- [SHORT PROBLEM]:
Copy all of the material exactly. Pictures are not to appear in the copy.

(Stored entries)
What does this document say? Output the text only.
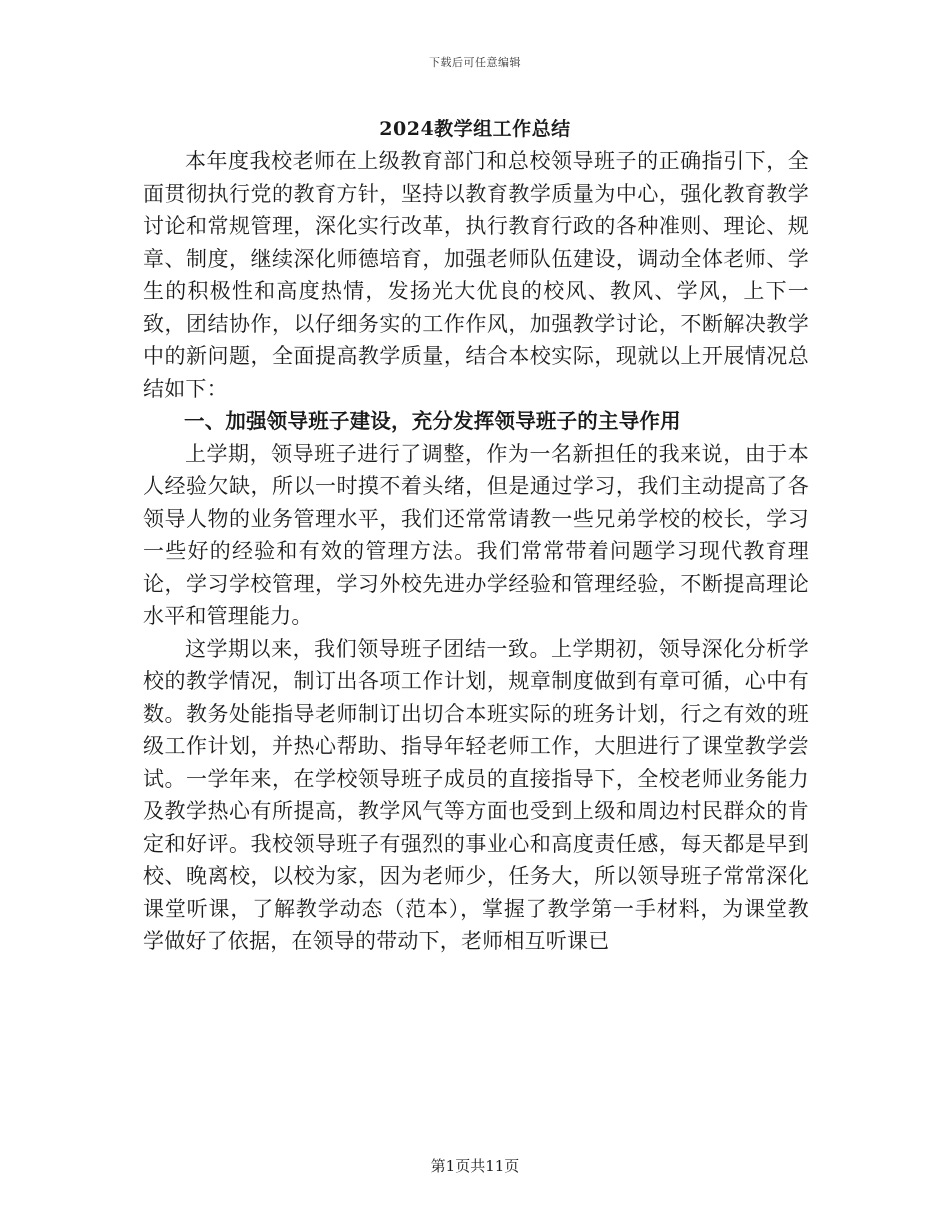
下载后可任意编辑
2024教学组工作总结

本年度我校老师在上级教育部门和总校领导班子的正确指引下，全面贯彻执行党的教育方针，坚持以教育教学质量为中心，强化教育教学讨论和常规管理，深化实行改革，执行教育行政的各种准则、理论、规章、制度，继续深化师德培育，加强老师队伍建设，调动全体老师、学生的积极性和高度热情，发扬光大优良的校风、教风、学风，上下一致，团结协作，以仔细务实的工作作风，加强教学讨论，不断解决教学中的新问题，全面提高教学质量，结合本校实际，现就以上开展情况总结如下：

一、加强领导班子建设，充分发挥领导班子的主导作用

上学期，领导班子进行了调整，作为一名新担任的我来说，由于本人经验欠缺，所以一时摸不着头绪，但是通过学习，我们主动提高了各领导人物的业务管理水平，我们还常常请教一些兄弟学校的校长，学习一些好的经验和有效的管理方法。我们常常带着问题学习现代教育理论，学习学校管理，学习外校先进办学经验和管理经验，不断提高理论水平和管理能力。

这学期以来，我们领导班子团结一致。上学期初，领导深化分析学校的教学情况，制订出各项工作计划，规章制度做到有章可循，心中有数。教务处能指导老师制订出切合本班实际的班务计划，行之有效的班级工作计划，并热心帮助、指导年轻老师工作，大胆进行了课堂教学尝试。一学年来，在学校领导班子成员的直接指导下，全校老师业务能力及教学热心有所提高，教学风气等方面也受到上级和周边村民群众的肯定和好评。我校领导班子有强烈的事业心和高度责任感，每天都是早到校、晚离校，以校为家，因为老师少，任务大，所以领导班子常常深化课堂听课，了解教学动态（范本），掌握了教学第一手材料，为课堂教学做好了依据，在领导的带动下，老师相互听课已

第1页共11页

- [RESPONSE FOR THIS EXERCISE]:
What does this document say? Output the text only.
下载后可任意编辑
2024教学组工作总结

本年度我校老师在上级教育部门和总校领导班子的正确指引下，全面贯彻执行党的教育方针，坚持以教育教学质量为中心，强化教育教学讨论和常规管理，深化实行改革，执行教育行政的各种准则、理论、规章、制度，继续深化师德培育，加强老师队伍建设，调动全体老师、学生的积极性和高度热情，发扬光大优良的校风、教风、学风，上下一致，团结协作，以仔细务实的工作作风，加强教学讨论，不断解决教学中的新问题，全面提高教学质量，结合本校实际，现就以上开展情况总结如下：

一、加强领导班子建设，充分发挥领导班子的主导作用

上学期，领导班子进行了调整，作为一名新担任的我来说，由于本人经验欠缺，所以一时摸不着头绪，但是通过学习，我们主动提高了各领导人物的业务管理水平，我们还常常请教一些兄弟学校的校长，学习一些好的经验和有效的管理方法。我们常常带着问题学习现代教育理论，学习学校管理，学习外校先进办学经验和管理经验，不断提高理论水平和管理能力。

这学期以来，我们领导班子团结一致。上学期初，领导深化分析学校的教学情况，制订出各项工作计划，规章制度做到有章可循，心中有数。教务处能指导老师制订出切合本班实际的班务计划，行之有效的班级工作计划，并热心帮助、指导年轻老师工作，大胆进行了课堂教学尝试。一学年来，在学校领导班子成员的直接指导下，全校老师业务能力及教学热心有所提高，教学风气等方面也受到上级和周边村民群众的肯定和好评。我校领导班子有强烈的事业心和高度责任感，每天都是早到校、晚离校，以校为家，因为老师少，任务大，所以领导班子常常深化课堂听课，了解教学动态（范本），掌握了教学第一手材料，为课堂教学做好了依据，在领导的带动下，老师相互听课已

第1页共11页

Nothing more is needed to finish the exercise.